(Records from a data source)
>> begin

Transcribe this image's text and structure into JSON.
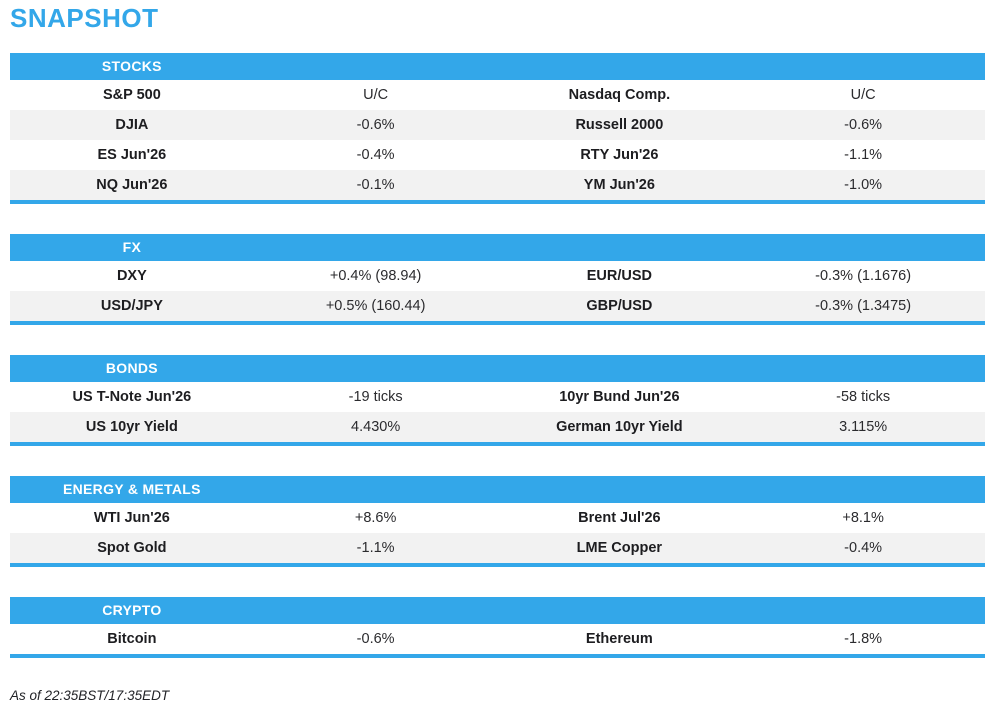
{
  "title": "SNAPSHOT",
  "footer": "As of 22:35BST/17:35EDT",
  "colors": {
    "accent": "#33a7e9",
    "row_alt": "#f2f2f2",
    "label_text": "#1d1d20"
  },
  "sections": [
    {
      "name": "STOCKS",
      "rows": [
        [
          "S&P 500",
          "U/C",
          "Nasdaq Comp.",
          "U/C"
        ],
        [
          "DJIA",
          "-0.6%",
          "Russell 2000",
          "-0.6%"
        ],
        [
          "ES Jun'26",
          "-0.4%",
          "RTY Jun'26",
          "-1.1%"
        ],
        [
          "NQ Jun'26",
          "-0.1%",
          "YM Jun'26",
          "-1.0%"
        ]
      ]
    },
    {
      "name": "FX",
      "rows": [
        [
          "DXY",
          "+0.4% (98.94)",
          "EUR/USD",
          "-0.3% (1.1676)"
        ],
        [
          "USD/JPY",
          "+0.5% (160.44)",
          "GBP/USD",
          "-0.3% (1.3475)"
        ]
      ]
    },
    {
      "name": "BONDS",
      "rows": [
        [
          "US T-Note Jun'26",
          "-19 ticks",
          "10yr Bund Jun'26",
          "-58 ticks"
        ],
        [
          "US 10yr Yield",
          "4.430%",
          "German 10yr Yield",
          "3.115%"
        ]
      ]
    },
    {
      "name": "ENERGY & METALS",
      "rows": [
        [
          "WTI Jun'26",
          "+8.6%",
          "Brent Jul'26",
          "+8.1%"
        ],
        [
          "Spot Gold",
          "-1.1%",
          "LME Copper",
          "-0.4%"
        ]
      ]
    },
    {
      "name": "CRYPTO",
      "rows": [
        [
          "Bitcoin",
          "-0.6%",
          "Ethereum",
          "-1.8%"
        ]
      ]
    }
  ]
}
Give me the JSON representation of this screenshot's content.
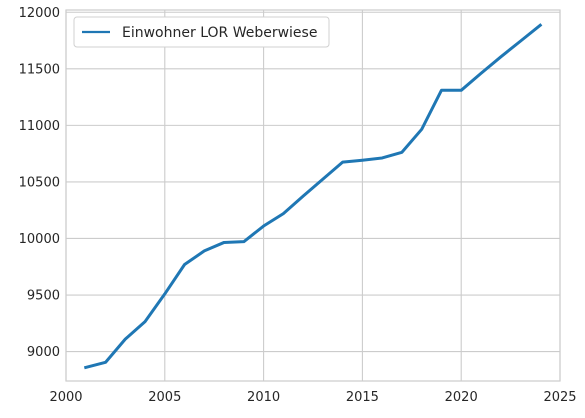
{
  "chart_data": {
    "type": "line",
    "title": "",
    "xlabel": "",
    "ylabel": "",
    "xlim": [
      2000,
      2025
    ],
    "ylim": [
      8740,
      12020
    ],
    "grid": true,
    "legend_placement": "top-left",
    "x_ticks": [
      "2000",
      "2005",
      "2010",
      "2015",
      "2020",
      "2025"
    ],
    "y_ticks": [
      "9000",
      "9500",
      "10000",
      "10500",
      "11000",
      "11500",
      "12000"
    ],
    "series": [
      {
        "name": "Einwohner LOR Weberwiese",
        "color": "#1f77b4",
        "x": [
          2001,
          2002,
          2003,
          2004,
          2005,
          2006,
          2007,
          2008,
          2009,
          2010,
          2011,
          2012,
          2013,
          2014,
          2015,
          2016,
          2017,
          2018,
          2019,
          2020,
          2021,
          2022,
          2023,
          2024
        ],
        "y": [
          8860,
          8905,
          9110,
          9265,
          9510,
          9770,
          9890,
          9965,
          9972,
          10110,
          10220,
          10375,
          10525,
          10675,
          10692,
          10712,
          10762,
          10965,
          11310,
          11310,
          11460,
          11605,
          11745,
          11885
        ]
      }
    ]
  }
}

>> end

### Stated goal
Using the records above, output their complete text exactly, minus any images.

### Written solution
Transcribe this image's text and structure into JSON.
{
  "title": "SNAPSHOT",
  "footer": "As of 22:35BST/17:35EDT",
  "colors": {
    "accent": "#33a7e9",
    "row_alt": "#f2f2f2",
    "label_text": "#1d1d20"
  },
  "sections": [
    {
      "name": "STOCKS",
      "rows": [
        [
          "S&P 500",
          "U/C",
          "Nasdaq Comp.",
          "U/C"
        ],
        [
          "DJIA",
          "-0.6%",
          "Russell 2000",
          "-0.6%"
        ],
        [
          "ES Jun'26",
          "-0.4%",
          "RTY Jun'26",
          "-1.1%"
        ],
        [
          "NQ Jun'26",
          "-0.1%",
          "YM Jun'26",
          "-1.0%"
        ]
      ]
    },
    {
      "name": "FX",
      "rows": [
        [
          "DXY",
          "+0.4% (98.94)",
          "EUR/USD",
          "-0.3% (1.1676)"
        ],
        [
          "USD/JPY",
          "+0.5% (160.44)",
          "GBP/USD",
          "-0.3% (1.3475)"
        ]
      ]
    },
    {
      "name": "BONDS",
      "rows": [
        [
          "US T-Note Jun'26",
          "-19 ticks",
          "10yr Bund Jun'26",
          "-58 ticks"
        ],
        [
          "US 10yr Yield",
          "4.430%",
          "German 10yr Yield",
          "3.115%"
        ]
      ]
    },
    {
      "name": "ENERGY & METALS",
      "rows": [
        [
          "WTI Jun'26",
          "+8.6%",
          "Brent Jul'26",
          "+8.1%"
        ],
        [
          "Spot Gold",
          "-1.1%",
          "LME Copper",
          "-0.4%"
        ]
      ]
    },
    {
      "name": "CRYPTO",
      "rows": [
        [
          "Bitcoin",
          "-0.6%",
          "Ethereum",
          "-1.8%"
        ]
      ]
    }
  ]
}
Give me the JSON representation of this screenshot's content.
{
  "chart_data": {
    "type": "line",
    "title": "",
    "xlabel": "",
    "ylabel": "",
    "xlim": [
      2000,
      2025
    ],
    "ylim": [
      8740,
      12020
    ],
    "grid": true,
    "legend_placement": "top-left",
    "x_ticks": [
      "2000",
      "2005",
      "2010",
      "2015",
      "2020",
      "2025"
    ],
    "y_ticks": [
      "9000",
      "9500",
      "10000",
      "10500",
      "11000",
      "11500",
      "12000"
    ],
    "series": [
      {
        "name": "Einwohner LOR Weberwiese",
        "color": "#1f77b4",
        "x": [
          2001,
          2002,
          2003,
          2004,
          2005,
          2006,
          2007,
          2008,
          2009,
          2010,
          2011,
          2012,
          2013,
          2014,
          2015,
          2016,
          2017,
          2018,
          2019,
          2020,
          2021,
          2022,
          2023,
          2024
        ],
        "y": [
          8860,
          8905,
          9110,
          9265,
          9510,
          9770,
          9890,
          9965,
          9972,
          10110,
          10220,
          10375,
          10525,
          10675,
          10692,
          10712,
          10762,
          10965,
          11310,
          11310,
          11460,
          11605,
          11745,
          11885
        ]
      }
    ]
  }
}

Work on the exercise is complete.